Data entries

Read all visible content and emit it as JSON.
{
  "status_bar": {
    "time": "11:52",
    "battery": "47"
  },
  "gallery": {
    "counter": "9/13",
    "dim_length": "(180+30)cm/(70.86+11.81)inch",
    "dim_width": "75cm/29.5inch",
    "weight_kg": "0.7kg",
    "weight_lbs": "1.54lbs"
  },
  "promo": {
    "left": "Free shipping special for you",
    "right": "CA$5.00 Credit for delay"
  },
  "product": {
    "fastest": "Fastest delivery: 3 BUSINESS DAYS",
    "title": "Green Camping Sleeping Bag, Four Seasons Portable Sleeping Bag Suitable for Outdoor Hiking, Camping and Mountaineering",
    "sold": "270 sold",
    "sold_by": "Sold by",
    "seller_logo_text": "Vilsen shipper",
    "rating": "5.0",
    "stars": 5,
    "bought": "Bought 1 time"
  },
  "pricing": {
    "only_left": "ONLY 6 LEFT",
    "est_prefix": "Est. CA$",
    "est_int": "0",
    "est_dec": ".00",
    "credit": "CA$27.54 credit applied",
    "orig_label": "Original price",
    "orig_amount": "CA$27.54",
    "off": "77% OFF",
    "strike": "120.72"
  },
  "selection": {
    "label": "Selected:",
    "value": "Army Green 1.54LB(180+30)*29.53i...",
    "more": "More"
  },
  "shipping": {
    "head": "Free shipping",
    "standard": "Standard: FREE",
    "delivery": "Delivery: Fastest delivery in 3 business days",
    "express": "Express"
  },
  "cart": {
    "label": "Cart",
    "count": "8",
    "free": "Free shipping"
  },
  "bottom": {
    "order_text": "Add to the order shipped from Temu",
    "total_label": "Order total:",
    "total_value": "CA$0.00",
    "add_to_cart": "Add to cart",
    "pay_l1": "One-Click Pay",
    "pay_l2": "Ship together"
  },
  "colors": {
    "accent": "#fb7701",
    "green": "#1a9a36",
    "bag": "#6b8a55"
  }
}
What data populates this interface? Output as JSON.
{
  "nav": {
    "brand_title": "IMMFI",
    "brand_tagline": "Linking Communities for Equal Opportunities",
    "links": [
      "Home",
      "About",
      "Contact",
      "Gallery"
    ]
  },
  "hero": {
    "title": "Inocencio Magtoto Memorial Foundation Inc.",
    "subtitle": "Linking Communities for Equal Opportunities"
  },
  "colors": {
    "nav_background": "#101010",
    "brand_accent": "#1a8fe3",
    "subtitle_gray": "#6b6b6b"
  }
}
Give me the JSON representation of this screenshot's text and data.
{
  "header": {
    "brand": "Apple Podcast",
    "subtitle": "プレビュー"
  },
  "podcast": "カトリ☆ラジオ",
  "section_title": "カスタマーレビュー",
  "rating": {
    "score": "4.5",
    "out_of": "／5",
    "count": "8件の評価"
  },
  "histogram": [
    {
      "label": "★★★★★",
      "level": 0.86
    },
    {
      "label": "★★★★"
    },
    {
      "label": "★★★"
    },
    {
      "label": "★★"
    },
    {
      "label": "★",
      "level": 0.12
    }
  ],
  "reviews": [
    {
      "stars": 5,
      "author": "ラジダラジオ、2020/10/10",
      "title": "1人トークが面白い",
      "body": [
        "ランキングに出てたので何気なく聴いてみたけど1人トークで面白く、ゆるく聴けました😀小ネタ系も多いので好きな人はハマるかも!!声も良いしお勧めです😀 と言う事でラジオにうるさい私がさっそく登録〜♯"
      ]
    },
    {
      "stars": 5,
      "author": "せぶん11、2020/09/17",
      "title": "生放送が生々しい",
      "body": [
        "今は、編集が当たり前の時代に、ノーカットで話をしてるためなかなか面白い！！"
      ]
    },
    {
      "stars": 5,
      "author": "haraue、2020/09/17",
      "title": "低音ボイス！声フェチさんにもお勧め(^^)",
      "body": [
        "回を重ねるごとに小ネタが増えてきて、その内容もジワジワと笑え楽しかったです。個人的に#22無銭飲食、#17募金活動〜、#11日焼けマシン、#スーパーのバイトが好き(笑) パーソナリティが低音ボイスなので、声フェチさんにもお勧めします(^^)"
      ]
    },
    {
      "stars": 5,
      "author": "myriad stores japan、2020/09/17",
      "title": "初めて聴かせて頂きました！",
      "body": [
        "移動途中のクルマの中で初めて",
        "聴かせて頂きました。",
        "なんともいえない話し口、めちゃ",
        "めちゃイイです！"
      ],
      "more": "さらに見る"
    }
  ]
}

◆ WRITTEN TASK ◆
Produce a verbatim transcription of the entries above.

◆ ANSWER TO THE PROBLEM ◆
Read all visible content and emit it as JSON.
{
  "status_bar": {
    "time": "11:52",
    "battery": "47"
  },
  "gallery": {
    "counter": "9/13",
    "dim_length": "(180+30)cm/(70.86+11.81)inch",
    "dim_width": "75cm/29.5inch",
    "weight_kg": "0.7kg",
    "weight_lbs": "1.54lbs"
  },
  "promo": {
    "left": "Free shipping special for you",
    "right": "CA$5.00 Credit for delay"
  },
  "product": {
    "fastest": "Fastest delivery: 3 BUSINESS DAYS",
    "title": "Green Camping Sleeping Bag, Four Seasons Portable Sleeping Bag Suitable for Outdoor Hiking, Camping and Mountaineering",
    "sold": "270 sold",
    "sold_by": "Sold by",
    "seller_logo_text": "Vilsen shipper",
    "rating": "5.0",
    "stars": 5,
    "bought": "Bought 1 time"
  },
  "pricing": {
    "only_left": "ONLY 6 LEFT",
    "est_prefix": "Est. CA$",
    "est_int": "0",
    "est_dec": ".00",
    "credit": "CA$27.54 credit applied",
    "orig_label": "Original price",
    "orig_amount": "CA$27.54",
    "off": "77% OFF",
    "strike": "120.72"
  },
  "selection": {
    "label": "Selected:",
    "value": "Army Green 1.54LB(180+30)*29.53i...",
    "more": "More"
  },
  "shipping": {
    "head": "Free shipping",
    "standard": "Standard: FREE",
    "delivery": "Delivery: Fastest delivery in 3 business days",
    "express": "Express"
  },
  "cart": {
    "label": "Cart",
    "count": "8",
    "free": "Free shipping"
  },
  "bottom": {
    "order_text": "Add to the order shipped from Temu",
    "total_label": "Order total:",
    "total_value": "CA$0.00",
    "add_to_cart": "Add to cart",
    "pay_l1": "One-Click Pay",
    "pay_l2": "Ship together"
  },
  "colors": {
    "accent": "#fb7701",
    "green": "#1a9a36",
    "bag": "#6b8a55"
  }
}
What data populates this interface? Output as JSON.
{
  "nav": {
    "brand_title": "IMMFI",
    "brand_tagline": "Linking Communities for Equal Opportunities",
    "links": [
      "Home",
      "About",
      "Contact",
      "Gallery"
    ]
  },
  "hero": {
    "title": "Inocencio Magtoto Memorial Foundation Inc.",
    "subtitle": "Linking Communities for Equal Opportunities"
  },
  "colors": {
    "nav_background": "#101010",
    "brand_accent": "#1a8fe3",
    "subtitle_gray": "#6b6b6b"
  }
}
Give me the JSON representation of this screenshot's text and data.
{
  "header": {
    "brand": "Apple Podcast",
    "subtitle": "プレビュー"
  },
  "podcast": "カトリ☆ラジオ",
  "section_title": "カスタマーレビュー",
  "rating": {
    "score": "4.5",
    "out_of": "／5",
    "count": "8件の評価"
  },
  "histogram": [
    {
      "label": "★★★★★",
      "level": 0.86
    },
    {
      "label": "★★★★"
    },
    {
      "label": "★★★"
    },
    {
      "label": "★★"
    },
    {
      "label": "★",
      "level": 0.12
    }
  ],
  "reviews": [
    {
      "stars": 5,
      "author": "ラジダラジオ、2020/10/10",
      "title": "1人トークが面白い",
      "body": [
        "ランキングに出てたので何気なく聴いてみたけど1人トークで面白く、ゆるく聴けました😀小ネタ系も多いので好きな人はハマるかも!!声も良いしお勧めです😀 と言う事でラジオにうるさい私がさっそく登録〜♯"
      ]
    },
    {
      "stars": 5,
      "author": "せぶん11、2020/09/17",
      "title": "生放送が生々しい",
      "body": [
        "今は、編集が当たり前の時代に、ノーカットで話をしてるためなかなか面白い！！"
      ]
    },
    {
      "stars": 5,
      "author": "haraue、2020/09/17",
      "title": "低音ボイス！声フェチさんにもお勧め(^^)",
      "body": [
        "回を重ねるごとに小ネタが増えてきて、その内容もジワジワと笑え楽しかったです。個人的に#22無銭飲食、#17募金活動〜、#11日焼けマシン、#スーパーのバイトが好き(笑) パーソナリティが低音ボイスなので、声フェチさんにもお勧めします(^^)"
      ]
    },
    {
      "stars": 5,
      "author": "myriad stores japan、2020/09/17",
      "title": "初めて聴かせて頂きました！",
      "body": [
        "移動途中のクルマの中で初めて",
        "聴かせて頂きました。",
        "なんともいえない話し口、めちゃ",
        "めちゃイイです！"
      ],
      "more": "さらに見る"
    }
  ]
}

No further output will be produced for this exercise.